#### What is expected
Every entry below should be transcribed exactly; pictures stay out of the copy.

[Extracts from a graphics dataset]
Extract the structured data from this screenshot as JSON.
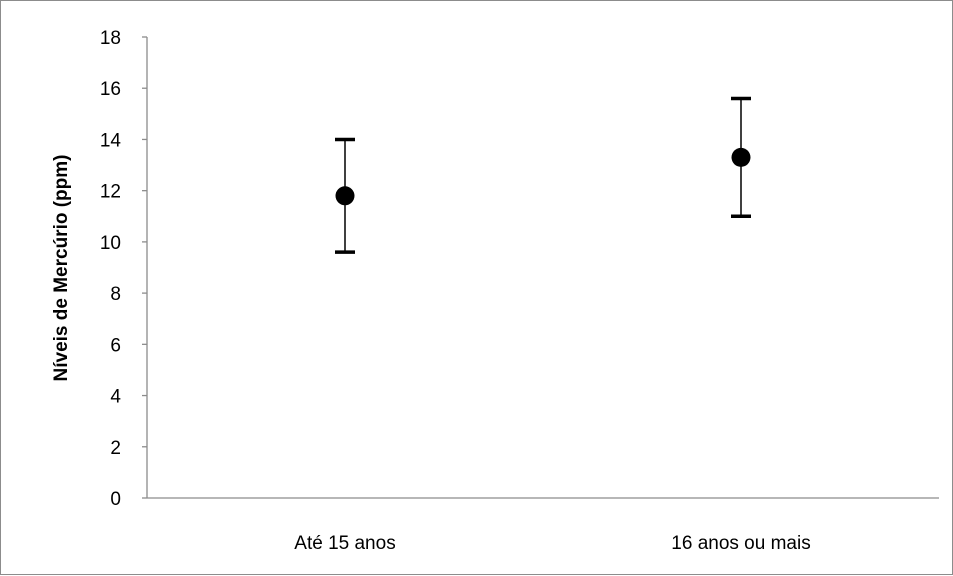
{
  "chart_data": {
    "type": "scatter",
    "title": "",
    "xlabel": "",
    "ylabel": "Níveis de Mercúrio (ppm)",
    "ylim": [
      0,
      18
    ],
    "yticks": [
      0,
      2,
      4,
      6,
      8,
      10,
      12,
      14,
      16,
      18
    ],
    "categories": [
      "Até 15 anos",
      "16 anos ou mais"
    ],
    "series": [
      {
        "values": [
          11.8,
          13.3
        ],
        "error_low": [
          9.6,
          11.0
        ],
        "error_high": [
          14.0,
          15.6
        ]
      }
    ],
    "grid": false,
    "legend": "none",
    "marker_color": "#000000",
    "axis_color": "#8c8c8c"
  }
}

#### Response below
Extract the structured data from this screenshot as JSON.
{
  "chart_data": {
    "type": "scatter",
    "title": "",
    "xlabel": "",
    "ylabel": "Níveis de Mercúrio (ppm)",
    "ylim": [
      0,
      18
    ],
    "yticks": [
      0,
      2,
      4,
      6,
      8,
      10,
      12,
      14,
      16,
      18
    ],
    "categories": [
      "Até 15 anos",
      "16 anos ou mais"
    ],
    "series": [
      {
        "values": [
          11.8,
          13.3
        ],
        "error_low": [
          9.6,
          11.0
        ],
        "error_high": [
          14.0,
          15.6
        ]
      }
    ],
    "grid": false,
    "legend": "none",
    "marker_color": "#000000",
    "axis_color": "#8c8c8c"
  }
}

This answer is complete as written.